#### Given problem
Repeat the entries that follow verbatim, without any of their pictures.

Entries from a dataset
[start]

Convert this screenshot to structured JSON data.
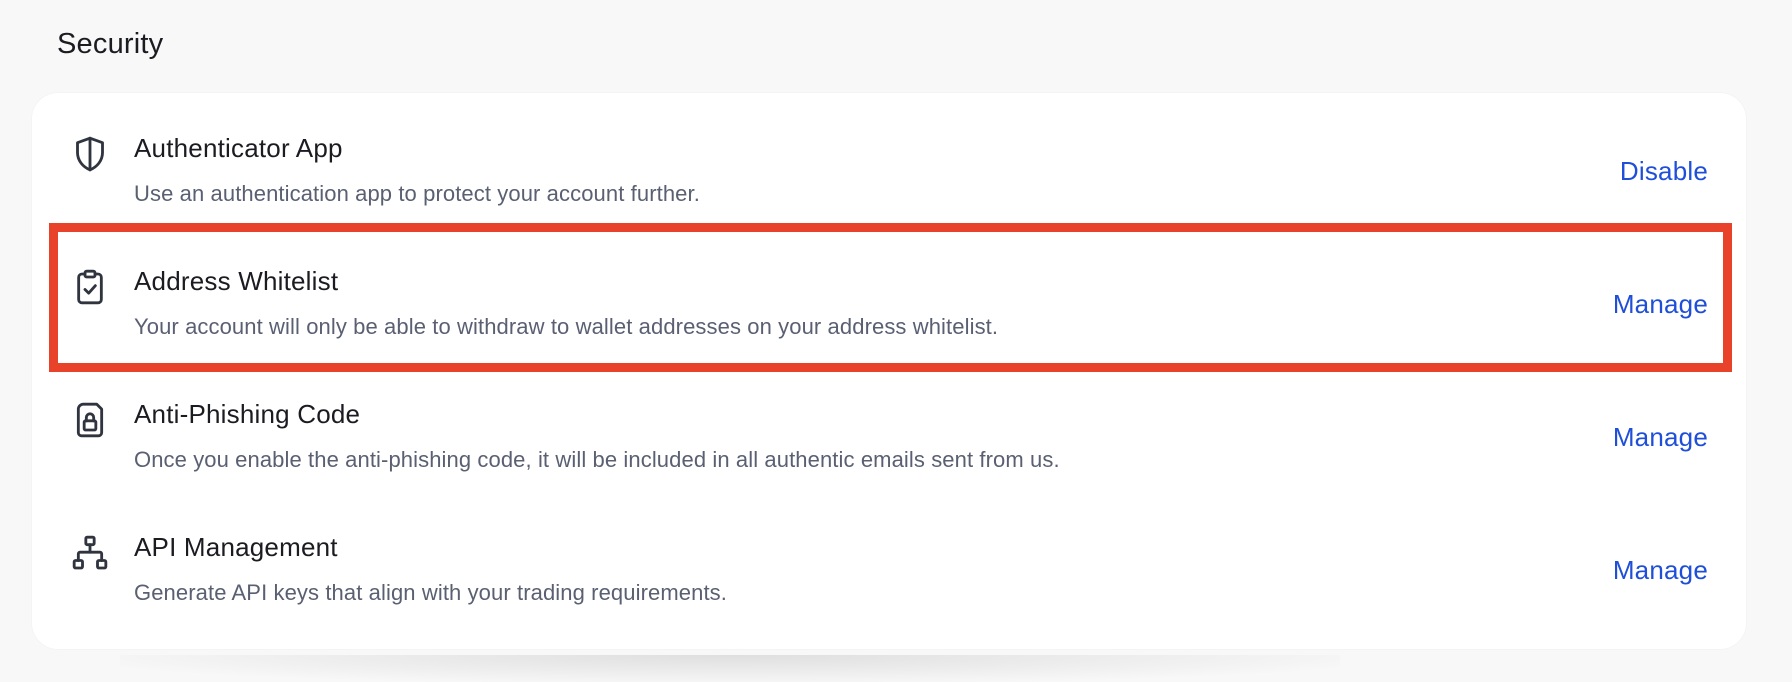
{
  "section": {
    "title": "Security"
  },
  "highlight_color": "#e8432a",
  "link_color": "#1f4fd8",
  "rows": [
    {
      "icon": "shield-icon",
      "title": "Authenticator App",
      "description": "Use an authentication app to protect your account further.",
      "action": "Disable"
    },
    {
      "icon": "clipboard-check-icon",
      "title": "Address Whitelist",
      "description": "Your account will only be able to withdraw to wallet addresses on your address whitelist.",
      "action": "Manage",
      "highlighted": true
    },
    {
      "icon": "lock-document-icon",
      "title": "Anti-Phishing Code",
      "description": "Once you enable the anti-phishing code, it will be included in all authentic emails sent from us.",
      "action": "Manage"
    },
    {
      "icon": "network-icon",
      "title": "API Management",
      "description": "Generate API keys that align with your trading requirements.",
      "action": "Manage"
    }
  ]
}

[end]

#### Solution for this exercise
Convert this screenshot to structured JSON data.
{
  "section": {
    "title": "Security"
  },
  "highlight_color": "#e8432a",
  "link_color": "#1f4fd8",
  "rows": [
    {
      "icon": "shield-icon",
      "title": "Authenticator App",
      "description": "Use an authentication app to protect your account further.",
      "action": "Disable"
    },
    {
      "icon": "clipboard-check-icon",
      "title": "Address Whitelist",
      "description": "Your account will only be able to withdraw to wallet addresses on your address whitelist.",
      "action": "Manage",
      "highlighted": true
    },
    {
      "icon": "lock-document-icon",
      "title": "Anti-Phishing Code",
      "description": "Once you enable the anti-phishing code, it will be included in all authentic emails sent from us.",
      "action": "Manage"
    },
    {
      "icon": "network-icon",
      "title": "API Management",
      "description": "Generate API keys that align with your trading requirements.",
      "action": "Manage"
    }
  ]
}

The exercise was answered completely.